Give back a single number, the count of lines containing the word "Spectral".

Records
● ● ● ●
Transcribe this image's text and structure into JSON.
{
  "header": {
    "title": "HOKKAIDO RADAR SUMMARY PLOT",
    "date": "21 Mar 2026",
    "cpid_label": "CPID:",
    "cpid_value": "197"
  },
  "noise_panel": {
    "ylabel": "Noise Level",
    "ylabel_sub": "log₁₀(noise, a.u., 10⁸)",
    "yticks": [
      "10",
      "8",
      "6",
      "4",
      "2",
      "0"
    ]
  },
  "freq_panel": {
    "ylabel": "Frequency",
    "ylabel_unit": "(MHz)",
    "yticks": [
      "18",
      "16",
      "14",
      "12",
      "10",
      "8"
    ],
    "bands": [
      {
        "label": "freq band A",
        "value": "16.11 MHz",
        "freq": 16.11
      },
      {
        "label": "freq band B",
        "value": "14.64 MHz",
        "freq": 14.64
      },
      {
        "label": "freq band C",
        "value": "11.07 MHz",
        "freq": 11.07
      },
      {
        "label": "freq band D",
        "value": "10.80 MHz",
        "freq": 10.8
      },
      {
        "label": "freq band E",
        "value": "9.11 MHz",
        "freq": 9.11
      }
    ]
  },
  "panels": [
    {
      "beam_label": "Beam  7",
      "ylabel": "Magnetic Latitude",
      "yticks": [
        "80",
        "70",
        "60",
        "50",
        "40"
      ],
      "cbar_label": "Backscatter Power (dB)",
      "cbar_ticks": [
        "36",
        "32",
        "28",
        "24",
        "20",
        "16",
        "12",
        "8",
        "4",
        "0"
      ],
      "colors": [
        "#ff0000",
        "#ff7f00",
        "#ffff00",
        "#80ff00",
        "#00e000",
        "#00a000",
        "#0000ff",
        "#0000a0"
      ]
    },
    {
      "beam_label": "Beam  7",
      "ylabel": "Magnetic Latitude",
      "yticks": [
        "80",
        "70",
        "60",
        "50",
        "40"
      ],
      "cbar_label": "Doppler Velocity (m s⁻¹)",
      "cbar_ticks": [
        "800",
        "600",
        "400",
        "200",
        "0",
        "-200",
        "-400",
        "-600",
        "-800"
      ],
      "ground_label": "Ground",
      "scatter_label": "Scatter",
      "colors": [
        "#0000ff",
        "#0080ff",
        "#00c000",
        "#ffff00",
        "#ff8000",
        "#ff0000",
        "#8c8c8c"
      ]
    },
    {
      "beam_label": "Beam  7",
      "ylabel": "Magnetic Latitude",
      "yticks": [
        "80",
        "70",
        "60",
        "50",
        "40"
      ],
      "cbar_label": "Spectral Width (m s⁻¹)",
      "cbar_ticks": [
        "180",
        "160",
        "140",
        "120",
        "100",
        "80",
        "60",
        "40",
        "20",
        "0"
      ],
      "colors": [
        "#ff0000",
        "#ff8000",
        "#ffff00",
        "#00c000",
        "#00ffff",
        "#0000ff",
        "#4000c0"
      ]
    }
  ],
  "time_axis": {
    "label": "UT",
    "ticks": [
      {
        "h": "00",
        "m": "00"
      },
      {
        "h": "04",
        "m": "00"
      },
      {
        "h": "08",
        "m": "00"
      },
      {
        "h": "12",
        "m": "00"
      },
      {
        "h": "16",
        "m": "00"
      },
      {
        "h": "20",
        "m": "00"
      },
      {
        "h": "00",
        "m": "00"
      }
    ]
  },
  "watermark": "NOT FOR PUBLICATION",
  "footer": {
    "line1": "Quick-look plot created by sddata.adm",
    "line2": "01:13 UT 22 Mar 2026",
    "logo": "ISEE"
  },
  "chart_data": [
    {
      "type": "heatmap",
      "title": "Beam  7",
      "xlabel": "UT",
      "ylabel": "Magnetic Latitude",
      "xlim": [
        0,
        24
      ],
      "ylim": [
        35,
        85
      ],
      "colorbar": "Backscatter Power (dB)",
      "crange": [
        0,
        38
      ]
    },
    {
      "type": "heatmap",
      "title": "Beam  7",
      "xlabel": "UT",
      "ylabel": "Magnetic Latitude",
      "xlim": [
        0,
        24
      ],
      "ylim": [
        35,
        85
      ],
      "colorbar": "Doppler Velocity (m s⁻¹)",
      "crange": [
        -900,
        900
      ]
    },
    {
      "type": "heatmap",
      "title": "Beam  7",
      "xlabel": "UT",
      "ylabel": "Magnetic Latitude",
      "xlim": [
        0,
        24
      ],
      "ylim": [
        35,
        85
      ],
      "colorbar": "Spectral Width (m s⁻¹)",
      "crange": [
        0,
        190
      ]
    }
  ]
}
● ● ● ●
* [Right answer]: 2